**WHAT THIS TASK INVOLVES**
Every entry must be duplicated precisely as written.

**SUPPLIED RECORDS**
________________
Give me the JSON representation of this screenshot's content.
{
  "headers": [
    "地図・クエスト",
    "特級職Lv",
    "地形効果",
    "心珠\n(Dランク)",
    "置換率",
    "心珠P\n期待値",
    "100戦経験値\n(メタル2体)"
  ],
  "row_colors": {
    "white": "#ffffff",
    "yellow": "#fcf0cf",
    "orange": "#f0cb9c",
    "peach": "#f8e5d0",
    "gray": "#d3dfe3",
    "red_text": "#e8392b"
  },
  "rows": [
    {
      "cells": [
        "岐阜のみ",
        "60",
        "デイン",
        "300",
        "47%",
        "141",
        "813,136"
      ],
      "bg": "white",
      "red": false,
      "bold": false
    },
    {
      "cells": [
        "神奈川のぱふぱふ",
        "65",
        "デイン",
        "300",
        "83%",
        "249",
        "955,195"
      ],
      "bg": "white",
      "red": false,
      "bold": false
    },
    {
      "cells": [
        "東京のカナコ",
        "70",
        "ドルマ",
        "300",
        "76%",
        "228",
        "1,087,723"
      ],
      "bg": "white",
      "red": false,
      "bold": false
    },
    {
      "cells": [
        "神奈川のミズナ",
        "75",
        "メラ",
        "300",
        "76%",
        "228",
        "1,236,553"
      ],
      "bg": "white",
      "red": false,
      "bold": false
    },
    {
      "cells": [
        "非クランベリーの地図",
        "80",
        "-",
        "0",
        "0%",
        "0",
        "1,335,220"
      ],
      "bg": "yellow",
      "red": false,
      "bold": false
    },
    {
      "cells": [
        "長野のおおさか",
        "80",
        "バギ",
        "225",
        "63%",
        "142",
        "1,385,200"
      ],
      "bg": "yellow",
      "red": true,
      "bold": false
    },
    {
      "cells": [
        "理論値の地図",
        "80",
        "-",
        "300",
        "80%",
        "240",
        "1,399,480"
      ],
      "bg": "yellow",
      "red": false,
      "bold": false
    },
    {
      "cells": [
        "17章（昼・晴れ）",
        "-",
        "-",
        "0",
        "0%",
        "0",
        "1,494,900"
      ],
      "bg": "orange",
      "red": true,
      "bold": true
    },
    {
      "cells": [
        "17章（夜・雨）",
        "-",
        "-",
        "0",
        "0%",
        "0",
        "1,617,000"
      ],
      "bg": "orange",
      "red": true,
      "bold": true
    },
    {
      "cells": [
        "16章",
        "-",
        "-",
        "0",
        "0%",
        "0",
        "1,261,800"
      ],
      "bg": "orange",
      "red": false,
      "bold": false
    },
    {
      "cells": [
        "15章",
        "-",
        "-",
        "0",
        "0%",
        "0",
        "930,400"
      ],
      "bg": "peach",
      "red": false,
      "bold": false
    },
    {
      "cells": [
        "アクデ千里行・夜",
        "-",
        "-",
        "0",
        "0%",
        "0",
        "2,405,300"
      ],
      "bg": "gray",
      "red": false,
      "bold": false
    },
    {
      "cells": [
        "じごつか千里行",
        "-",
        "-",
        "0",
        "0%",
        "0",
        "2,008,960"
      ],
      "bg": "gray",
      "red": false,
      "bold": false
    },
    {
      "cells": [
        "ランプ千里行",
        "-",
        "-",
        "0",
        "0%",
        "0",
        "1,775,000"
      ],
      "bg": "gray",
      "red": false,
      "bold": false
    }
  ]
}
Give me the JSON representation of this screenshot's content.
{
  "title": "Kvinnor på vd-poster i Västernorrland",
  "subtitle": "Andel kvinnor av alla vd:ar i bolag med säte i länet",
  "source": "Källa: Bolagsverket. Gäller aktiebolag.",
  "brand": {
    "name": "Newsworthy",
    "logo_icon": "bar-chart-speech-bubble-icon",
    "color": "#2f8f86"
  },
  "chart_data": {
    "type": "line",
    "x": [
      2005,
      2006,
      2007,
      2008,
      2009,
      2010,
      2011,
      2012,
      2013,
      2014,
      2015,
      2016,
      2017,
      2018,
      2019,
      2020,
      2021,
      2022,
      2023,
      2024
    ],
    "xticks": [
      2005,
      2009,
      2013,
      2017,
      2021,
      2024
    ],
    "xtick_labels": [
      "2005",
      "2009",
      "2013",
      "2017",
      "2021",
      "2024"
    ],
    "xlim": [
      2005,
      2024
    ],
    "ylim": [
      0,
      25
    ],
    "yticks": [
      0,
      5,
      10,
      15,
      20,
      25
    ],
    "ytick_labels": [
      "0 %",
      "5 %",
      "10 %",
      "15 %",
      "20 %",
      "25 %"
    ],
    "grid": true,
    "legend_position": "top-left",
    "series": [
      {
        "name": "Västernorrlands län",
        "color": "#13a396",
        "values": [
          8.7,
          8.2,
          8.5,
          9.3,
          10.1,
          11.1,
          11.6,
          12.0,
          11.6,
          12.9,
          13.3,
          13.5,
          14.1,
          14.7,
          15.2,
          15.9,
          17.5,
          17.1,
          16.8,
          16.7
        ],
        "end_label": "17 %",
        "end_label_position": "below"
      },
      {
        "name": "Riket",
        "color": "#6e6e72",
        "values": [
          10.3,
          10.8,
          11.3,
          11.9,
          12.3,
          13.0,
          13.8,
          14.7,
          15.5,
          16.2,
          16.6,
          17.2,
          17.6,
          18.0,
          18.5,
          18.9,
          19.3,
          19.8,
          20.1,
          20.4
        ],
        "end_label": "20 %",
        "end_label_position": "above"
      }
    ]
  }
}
________________
**OUTPUT FOR THIS TASK**
Give me the JSON representation of this screenshot's content.
{
  "headers": [
    "地図・クエスト",
    "特級職Lv",
    "地形効果",
    "心珠\n(Dランク)",
    "置換率",
    "心珠P\n期待値",
    "100戦経験値\n(メタル2体)"
  ],
  "row_colors": {
    "white": "#ffffff",
    "yellow": "#fcf0cf",
    "orange": "#f0cb9c",
    "peach": "#f8e5d0",
    "gray": "#d3dfe3",
    "red_text": "#e8392b"
  },
  "rows": [
    {
      "cells": [
        "岐阜のみ",
        "60",
        "デイン",
        "300",
        "47%",
        "141",
        "813,136"
      ],
      "bg": "white",
      "red": false,
      "bold": false
    },
    {
      "cells": [
        "神奈川のぱふぱふ",
        "65",
        "デイン",
        "300",
        "83%",
        "249",
        "955,195"
      ],
      "bg": "white",
      "red": false,
      "bold": false
    },
    {
      "cells": [
        "東京のカナコ",
        "70",
        "ドルマ",
        "300",
        "76%",
        "228",
        "1,087,723"
      ],
      "bg": "white",
      "red": false,
      "bold": false
    },
    {
      "cells": [
        "神奈川のミズナ",
        "75",
        "メラ",
        "300",
        "76%",
        "228",
        "1,236,553"
      ],
      "bg": "white",
      "red": false,
      "bold": false
    },
    {
      "cells": [
        "非クランベリーの地図",
        "80",
        "-",
        "0",
        "0%",
        "0",
        "1,335,220"
      ],
      "bg": "yellow",
      "red": false,
      "bold": false
    },
    {
      "cells": [
        "長野のおおさか",
        "80",
        "バギ",
        "225",
        "63%",
        "142",
        "1,385,200"
      ],
      "bg": "yellow",
      "red": true,
      "bold": false
    },
    {
      "cells": [
        "理論値の地図",
        "80",
        "-",
        "300",
        "80%",
        "240",
        "1,399,480"
      ],
      "bg": "yellow",
      "red": false,
      "bold": false
    },
    {
      "cells": [
        "17章（昼・晴れ）",
        "-",
        "-",
        "0",
        "0%",
        "0",
        "1,494,900"
      ],
      "bg": "orange",
      "red": true,
      "bold": true
    },
    {
      "cells": [
        "17章（夜・雨）",
        "-",
        "-",
        "0",
        "0%",
        "0",
        "1,617,000"
      ],
      "bg": "orange",
      "red": true,
      "bold": true
    },
    {
      "cells": [
        "16章",
        "-",
        "-",
        "0",
        "0%",
        "0",
        "1,261,800"
      ],
      "bg": "orange",
      "red": false,
      "bold": false
    },
    {
      "cells": [
        "15章",
        "-",
        "-",
        "0",
        "0%",
        "0",
        "930,400"
      ],
      "bg": "peach",
      "red": false,
      "bold": false
    },
    {
      "cells": [
        "アクデ千里行・夜",
        "-",
        "-",
        "0",
        "0%",
        "0",
        "2,405,300"
      ],
      "bg": "gray",
      "red": false,
      "bold": false
    },
    {
      "cells": [
        "じごつか千里行",
        "-",
        "-",
        "0",
        "0%",
        "0",
        "2,008,960"
      ],
      "bg": "gray",
      "red": false,
      "bold": false
    },
    {
      "cells": [
        "ランプ千里行",
        "-",
        "-",
        "0",
        "0%",
        "0",
        "1,775,000"
      ],
      "bg": "gray",
      "red": false,
      "bold": false
    }
  ]
}
Give me the JSON representation of this screenshot's content.
{
  "title": "Kvinnor på vd-poster i Västernorrland",
  "subtitle": "Andel kvinnor av alla vd:ar i bolag med säte i länet",
  "source": "Källa: Bolagsverket. Gäller aktiebolag.",
  "brand": {
    "name": "Newsworthy",
    "logo_icon": "bar-chart-speech-bubble-icon",
    "color": "#2f8f86"
  },
  "chart_data": {
    "type": "line",
    "x": [
      2005,
      2006,
      2007,
      2008,
      2009,
      2010,
      2011,
      2012,
      2013,
      2014,
      2015,
      2016,
      2017,
      2018,
      2019,
      2020,
      2021,
      2022,
      2023,
      2024
    ],
    "xticks": [
      2005,
      2009,
      2013,
      2017,
      2021,
      2024
    ],
    "xtick_labels": [
      "2005",
      "2009",
      "2013",
      "2017",
      "2021",
      "2024"
    ],
    "xlim": [
      2005,
      2024
    ],
    "ylim": [
      0,
      25
    ],
    "yticks": [
      0,
      5,
      10,
      15,
      20,
      25
    ],
    "ytick_labels": [
      "0 %",
      "5 %",
      "10 %",
      "15 %",
      "20 %",
      "25 %"
    ],
    "grid": true,
    "legend_position": "top-left",
    "series": [
      {
        "name": "Västernorrlands län",
        "color": "#13a396",
        "values": [
          8.7,
          8.2,
          8.5,
          9.3,
          10.1,
          11.1,
          11.6,
          12.0,
          11.6,
          12.9,
          13.3,
          13.5,
          14.1,
          14.7,
          15.2,
          15.9,
          17.5,
          17.1,
          16.8,
          16.7
        ],
        "end_label": "17 %",
        "end_label_position": "below"
      },
      {
        "name": "Riket",
        "color": "#6e6e72",
        "values": [
          10.3,
          10.8,
          11.3,
          11.9,
          12.3,
          13.0,
          13.8,
          14.7,
          15.5,
          16.2,
          16.6,
          17.2,
          17.6,
          18.0,
          18.5,
          18.9,
          19.3,
          19.8,
          20.1,
          20.4
        ],
        "end_label": "20 %",
        "end_label_position": "above"
      }
    ]
  }
}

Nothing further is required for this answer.